------ Input material ------

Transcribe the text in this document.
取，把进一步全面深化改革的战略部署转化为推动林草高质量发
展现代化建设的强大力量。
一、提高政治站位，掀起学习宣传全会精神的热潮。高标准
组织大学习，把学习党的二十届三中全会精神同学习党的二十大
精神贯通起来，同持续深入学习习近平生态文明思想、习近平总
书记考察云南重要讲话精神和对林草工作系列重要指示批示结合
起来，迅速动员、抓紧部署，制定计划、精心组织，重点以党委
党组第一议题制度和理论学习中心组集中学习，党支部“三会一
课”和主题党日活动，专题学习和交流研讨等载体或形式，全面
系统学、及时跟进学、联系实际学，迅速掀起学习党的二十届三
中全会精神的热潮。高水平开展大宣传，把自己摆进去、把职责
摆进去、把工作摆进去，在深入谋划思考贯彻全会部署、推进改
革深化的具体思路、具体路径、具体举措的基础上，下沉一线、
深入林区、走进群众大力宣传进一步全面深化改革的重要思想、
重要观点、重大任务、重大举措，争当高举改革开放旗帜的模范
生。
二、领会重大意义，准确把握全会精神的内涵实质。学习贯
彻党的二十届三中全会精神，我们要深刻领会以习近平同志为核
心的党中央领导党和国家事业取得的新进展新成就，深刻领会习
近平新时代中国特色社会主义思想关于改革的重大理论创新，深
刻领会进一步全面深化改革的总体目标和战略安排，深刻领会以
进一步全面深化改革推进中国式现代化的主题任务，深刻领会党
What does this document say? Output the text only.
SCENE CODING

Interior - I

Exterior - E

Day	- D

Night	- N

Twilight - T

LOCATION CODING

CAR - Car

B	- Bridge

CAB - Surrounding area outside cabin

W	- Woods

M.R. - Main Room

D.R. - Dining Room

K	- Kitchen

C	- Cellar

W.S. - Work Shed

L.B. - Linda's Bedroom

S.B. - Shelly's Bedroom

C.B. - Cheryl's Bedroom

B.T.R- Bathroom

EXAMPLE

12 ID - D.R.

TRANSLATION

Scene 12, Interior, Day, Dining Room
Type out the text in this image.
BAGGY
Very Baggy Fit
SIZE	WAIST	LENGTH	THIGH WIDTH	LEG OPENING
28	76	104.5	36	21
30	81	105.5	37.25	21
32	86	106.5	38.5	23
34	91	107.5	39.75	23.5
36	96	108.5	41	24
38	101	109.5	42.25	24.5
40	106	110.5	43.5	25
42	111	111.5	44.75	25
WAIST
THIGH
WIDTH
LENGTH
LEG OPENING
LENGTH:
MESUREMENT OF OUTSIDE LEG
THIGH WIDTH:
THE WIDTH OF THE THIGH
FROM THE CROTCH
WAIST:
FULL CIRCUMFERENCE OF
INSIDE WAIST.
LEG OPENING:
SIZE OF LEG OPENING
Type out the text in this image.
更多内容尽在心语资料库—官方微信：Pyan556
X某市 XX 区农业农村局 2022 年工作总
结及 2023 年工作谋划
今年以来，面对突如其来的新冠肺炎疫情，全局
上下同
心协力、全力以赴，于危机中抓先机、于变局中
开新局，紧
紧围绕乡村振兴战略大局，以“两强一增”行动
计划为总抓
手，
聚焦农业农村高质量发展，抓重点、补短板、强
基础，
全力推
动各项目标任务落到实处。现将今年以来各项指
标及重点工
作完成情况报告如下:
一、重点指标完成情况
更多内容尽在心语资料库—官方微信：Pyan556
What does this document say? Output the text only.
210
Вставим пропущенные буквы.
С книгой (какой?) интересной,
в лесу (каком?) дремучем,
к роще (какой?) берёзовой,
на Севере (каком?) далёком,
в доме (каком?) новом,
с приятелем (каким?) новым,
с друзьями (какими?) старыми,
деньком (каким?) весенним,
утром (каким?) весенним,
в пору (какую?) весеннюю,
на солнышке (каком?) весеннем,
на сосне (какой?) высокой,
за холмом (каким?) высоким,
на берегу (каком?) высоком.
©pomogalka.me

------

▸ Direction: Transcribe each entry exactly.

▸ Task solution:
Transcribe the text in this document.
取，把进一步全面深化改革的战略部署转化为推动林草高质量发
展现代化建设的强大力量。
一、提高政治站位，掀起学习宣传全会精神的热潮。高标准
组织大学习，把学习党的二十届三中全会精神同学习党的二十大
精神贯通起来，同持续深入学习习近平生态文明思想、习近平总
书记考察云南重要讲话精神和对林草工作系列重要指示批示结合
起来，迅速动员、抓紧部署，制定计划、精心组织，重点以党委
党组第一议题制度和理论学习中心组集中学习，党支部“三会一
课”和主题党日活动，专题学习和交流研讨等载体或形式，全面
系统学、及时跟进学、联系实际学，迅速掀起学习党的二十届三
中全会精神的热潮。高水平开展大宣传，把自己摆进去、把职责
摆进去、把工作摆进去，在深入谋划思考贯彻全会部署、推进改
革深化的具体思路、具体路径、具体举措的基础上，下沉一线、
深入林区、走进群众大力宣传进一步全面深化改革的重要思想、
重要观点、重大任务、重大举措，争当高举改革开放旗帜的模范
生。
二、领会重大意义，准确把握全会精神的内涵实质。学习贯
彻党的二十届三中全会精神，我们要深刻领会以习近平同志为核
心的党中央领导党和国家事业取得的新进展新成就，深刻领会习
近平新时代中国特色社会主义思想关于改革的重大理论创新，深
刻领会进一步全面深化改革的总体目标和战略安排，深刻领会以
进一步全面深化改革推进中国式现代化的主题任务，深刻领会党
What does this document say? Output the text only.
SCENE CODING

Interior - I

Exterior - E

Day	- D

Night	- N

Twilight - T

LOCATION CODING

CAR - Car

B	- Bridge

CAB - Surrounding area outside cabin

W	- Woods

M.R. - Main Room

D.R. - Dining Room

K	- Kitchen

C	- Cellar

W.S. - Work Shed

L.B. - Linda's Bedroom

S.B. - Shelly's Bedroom

C.B. - Cheryl's Bedroom

B.T.R- Bathroom

EXAMPLE

12 ID - D.R.

TRANSLATION

Scene 12, Interior, Day, Dining Room
Type out the text in this image.
BAGGY
Very Baggy Fit
SIZE	WAIST	LENGTH	THIGH WIDTH	LEG OPENING
28	76	104.5	36	21
30	81	105.5	37.25	21
32	86	106.5	38.5	23
34	91	107.5	39.75	23.5
36	96	108.5	41	24
38	101	109.5	42.25	24.5
40	106	110.5	43.5	25
42	111	111.5	44.75	25
WAIST
THIGH
WIDTH
LENGTH
LEG OPENING
LENGTH:
MESUREMENT OF OUTSIDE LEG
THIGH WIDTH:
THE WIDTH OF THE THIGH
FROM THE CROTCH
WAIST:
FULL CIRCUMFERENCE OF
INSIDE WAIST.
LEG OPENING:
SIZE OF LEG OPENING
Type out the text in this image.
更多内容尽在心语资料库—官方微信：Pyan556
X某市 XX 区农业农村局 2022 年工作总
结及 2023 年工作谋划
今年以来，面对突如其来的新冠肺炎疫情，全局
上下同
心协力、全力以赴，于危机中抓先机、于变局中
开新局，紧
紧围绕乡村振兴战略大局，以“两强一增”行动
计划为总抓
手，
聚焦农业农村高质量发展，抓重点、补短板、强
基础，
全力推
动各项目标任务落到实处。现将今年以来各项指
标及重点工
作完成情况报告如下:
一、重点指标完成情况
更多内容尽在心语资料库—官方微信：Pyan556
What does this document say? Output the text only.
210
Вставим пропущенные буквы.
С книгой (какой?) интересной,
в лесу (каком?) дремучем,
к роще (какой?) берёзовой,
на Севере (каком?) далёком,
в доме (каком?) новом,
с приятелем (каким?) новым,
с друзьями (какими?) старыми,
деньком (каким?) весенним,
утром (каким?) весенним,
в пору (какую?) весеннюю,
на солнышке (каком?) весеннем,
на сосне (какой?) высокой,
за холмом (каким?) высоким,
на берегу (каком?) высоком.
©pomogalka.me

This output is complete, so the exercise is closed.